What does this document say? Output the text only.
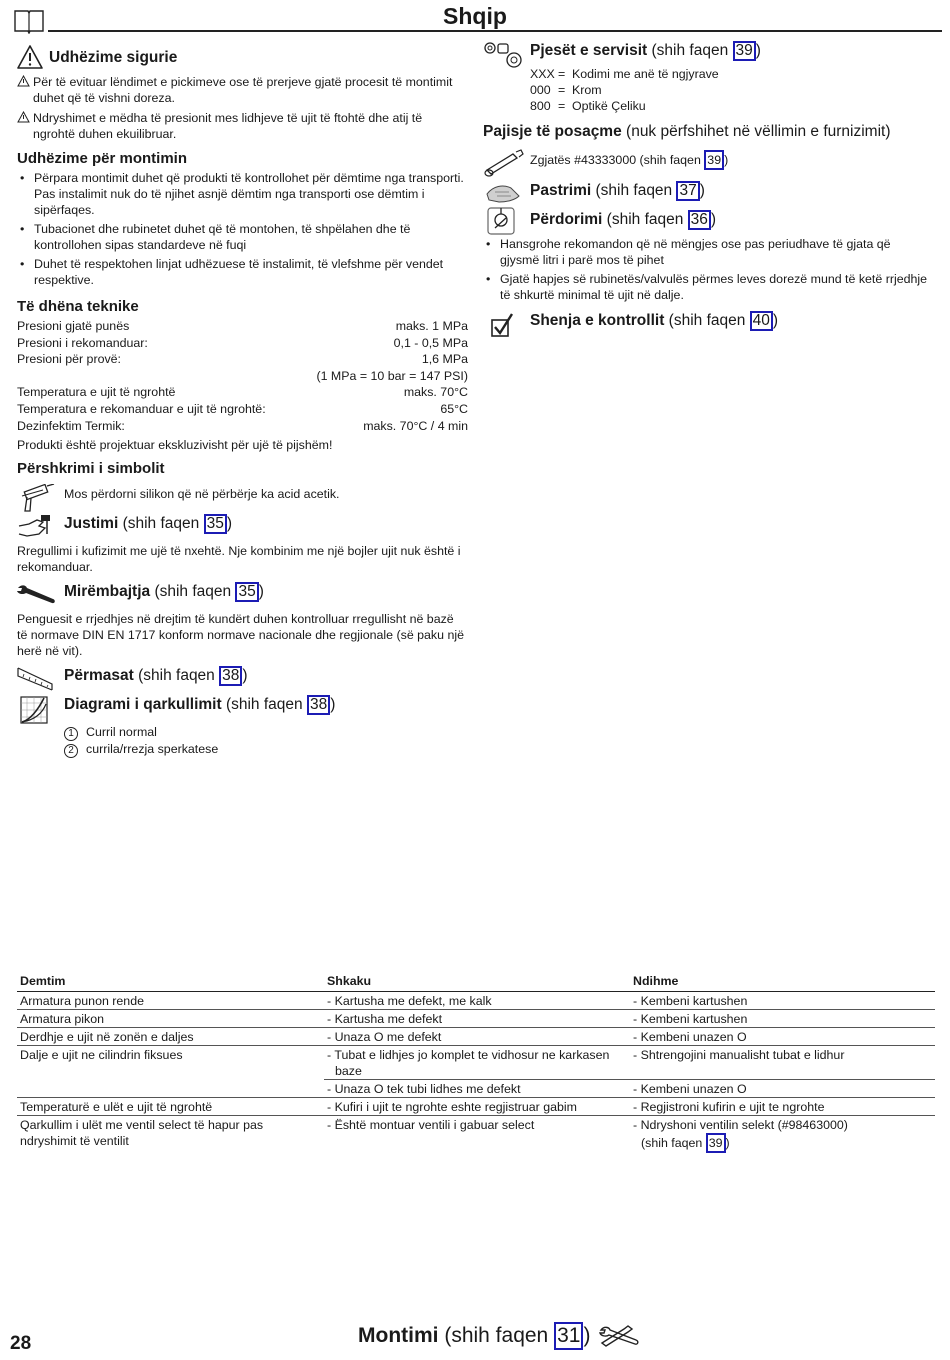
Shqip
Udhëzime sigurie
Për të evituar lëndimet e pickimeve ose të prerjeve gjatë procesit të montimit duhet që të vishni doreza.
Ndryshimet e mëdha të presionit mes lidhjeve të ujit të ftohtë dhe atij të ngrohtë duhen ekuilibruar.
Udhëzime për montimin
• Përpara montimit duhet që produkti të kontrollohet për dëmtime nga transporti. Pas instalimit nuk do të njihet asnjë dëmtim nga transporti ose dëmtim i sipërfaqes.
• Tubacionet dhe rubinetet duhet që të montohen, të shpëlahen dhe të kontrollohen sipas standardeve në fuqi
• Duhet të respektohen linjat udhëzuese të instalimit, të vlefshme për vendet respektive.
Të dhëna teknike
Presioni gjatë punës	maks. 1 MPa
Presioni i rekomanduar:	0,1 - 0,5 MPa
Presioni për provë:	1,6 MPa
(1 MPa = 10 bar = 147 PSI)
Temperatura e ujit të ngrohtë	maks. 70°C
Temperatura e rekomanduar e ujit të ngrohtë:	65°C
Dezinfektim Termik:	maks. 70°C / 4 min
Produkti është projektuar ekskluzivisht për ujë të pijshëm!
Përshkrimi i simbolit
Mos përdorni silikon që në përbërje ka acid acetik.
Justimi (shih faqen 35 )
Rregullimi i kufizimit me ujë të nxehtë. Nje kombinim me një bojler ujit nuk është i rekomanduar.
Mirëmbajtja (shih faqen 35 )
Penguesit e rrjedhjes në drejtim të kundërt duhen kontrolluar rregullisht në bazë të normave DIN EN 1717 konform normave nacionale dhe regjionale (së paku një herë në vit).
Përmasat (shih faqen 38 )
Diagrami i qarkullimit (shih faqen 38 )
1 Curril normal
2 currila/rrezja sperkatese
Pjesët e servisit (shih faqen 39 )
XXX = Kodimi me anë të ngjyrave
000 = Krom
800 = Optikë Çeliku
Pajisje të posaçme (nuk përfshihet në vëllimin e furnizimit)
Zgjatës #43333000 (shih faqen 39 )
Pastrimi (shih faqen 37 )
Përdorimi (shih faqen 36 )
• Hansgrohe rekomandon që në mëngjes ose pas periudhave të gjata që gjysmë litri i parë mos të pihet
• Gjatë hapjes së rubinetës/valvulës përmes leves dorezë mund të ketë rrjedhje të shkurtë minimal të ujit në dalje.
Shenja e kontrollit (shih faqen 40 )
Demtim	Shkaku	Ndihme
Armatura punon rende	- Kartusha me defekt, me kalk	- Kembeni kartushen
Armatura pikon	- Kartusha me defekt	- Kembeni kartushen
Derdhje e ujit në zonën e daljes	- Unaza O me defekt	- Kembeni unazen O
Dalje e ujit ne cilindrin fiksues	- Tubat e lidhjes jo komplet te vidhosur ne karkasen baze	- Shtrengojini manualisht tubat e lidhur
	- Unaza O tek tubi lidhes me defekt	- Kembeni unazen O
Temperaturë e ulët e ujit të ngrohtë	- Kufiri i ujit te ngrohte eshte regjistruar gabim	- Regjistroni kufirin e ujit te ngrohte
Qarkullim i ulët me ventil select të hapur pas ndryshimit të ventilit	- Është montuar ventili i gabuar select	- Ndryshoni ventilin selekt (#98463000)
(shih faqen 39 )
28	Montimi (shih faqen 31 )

-----

▶ **AIM OF THE TASK**
Every record above must be given again exactly; drop the pictures.

▶ **RESULT BELOW**
What does this document say? Output the text only.
Shqip
Udhëzime sigurie
Për të evituar lëndimet e pickimeve ose të prerjeve gjatë procesit të montimit duhet që të vishni doreza.
Ndryshimet e mëdha të presionit mes lidhjeve të ujit të ftohtë dhe atij të ngrohtë duhen ekuilibruar.
Udhëzime për montimin
• Përpara montimit duhet që produkti të kontrollohet për dëmtime nga transporti. Pas instalimit nuk do të njihet asnjë dëmtim nga transporti ose dëmtim i sipërfaqes.
• Tubacionet dhe rubinetet duhet që të montohen, të shpëlahen dhe të kontrollohen sipas standardeve në fuqi
• Duhet të respektohen linjat udhëzuese të instalimit, të vlefshme për vendet respektive.
Të dhëna teknike
Presioni gjatë punës	maks. 1 MPa
Presioni i rekomanduar:	0,1 - 0,5 MPa
Presioni për provë:	1,6 MPa
(1 MPa = 10 bar = 147 PSI)
Temperatura e ujit të ngrohtë	maks. 70°C
Temperatura e rekomanduar e ujit të ngrohtë:	65°C
Dezinfektim Termik:	maks. 70°C / 4 min
Produkti është projektuar ekskluzivisht për ujë të pijshëm!
Përshkrimi i simbolit
Mos përdorni silikon që në përbërje ka acid acetik.
Justimi (shih faqen 35 )
Rregullimi i kufizimit me ujë të nxehtë. Nje kombinim me një bojler ujit nuk është i rekomanduar.
Mirëmbajtja (shih faqen 35 )
Penguesit e rrjedhjes në drejtim të kundërt duhen kontrolluar rregullisht në bazë të normave DIN EN 1717 konform normave nacionale dhe regjionale (së paku një herë në vit).
Përmasat (shih faqen 38 )
Diagrami i qarkullimit (shih faqen 38 )
1 Curril normal
2 currila/rrezja sperkatese
Pjesët e servisit (shih faqen 39 )
XXX = Kodimi me anë të ngjyrave
000 = Krom
800 = Optikë Çeliku
Pajisje të posaçme (nuk përfshihet në vëllimin e furnizimit)
Zgjatës #43333000 (shih faqen 39 )
Pastrimi (shih faqen 37 )
Përdorimi (shih faqen 36 )
• Hansgrohe rekomandon që në mëngjes ose pas periudhave të gjata që gjysmë litri i parë mos të pihet
• Gjatë hapjes së rubinetës/valvulës përmes leves dorezë mund të ketë rrjedhje të shkurtë minimal të ujit në dalje.
Shenja e kontrollit (shih faqen 40 )
Demtim	Shkaku	Ndihme
Armatura punon rende	- Kartusha me defekt, me kalk	- Kembeni kartushen
Armatura pikon	- Kartusha me defekt	- Kembeni kartushen
Derdhje e ujit në zonën e daljes	- Unaza O me defekt	- Kembeni unazen O
Dalje e ujit ne cilindrin fiksues	- Tubat e lidhjes jo komplet te vidhosur ne karkasen baze	- Shtrengojini manualisht tubat e lidhur
	- Unaza O tek tubi lidhes me defekt	- Kembeni unazen O
Temperaturë e ulët e ujit të ngrohtë	- Kufiri i ujit te ngrohte eshte regjistruar gabim	- Regjistroni kufirin e ujit te ngrohte
Qarkullim i ulët me ventil select të hapur pas ndryshimit të ventilit	- Është montuar ventili i gabuar select	- Ndryshoni ventilin selekt (#98463000)
(shih faqen 39 )
28	Montimi (shih faqen 31 )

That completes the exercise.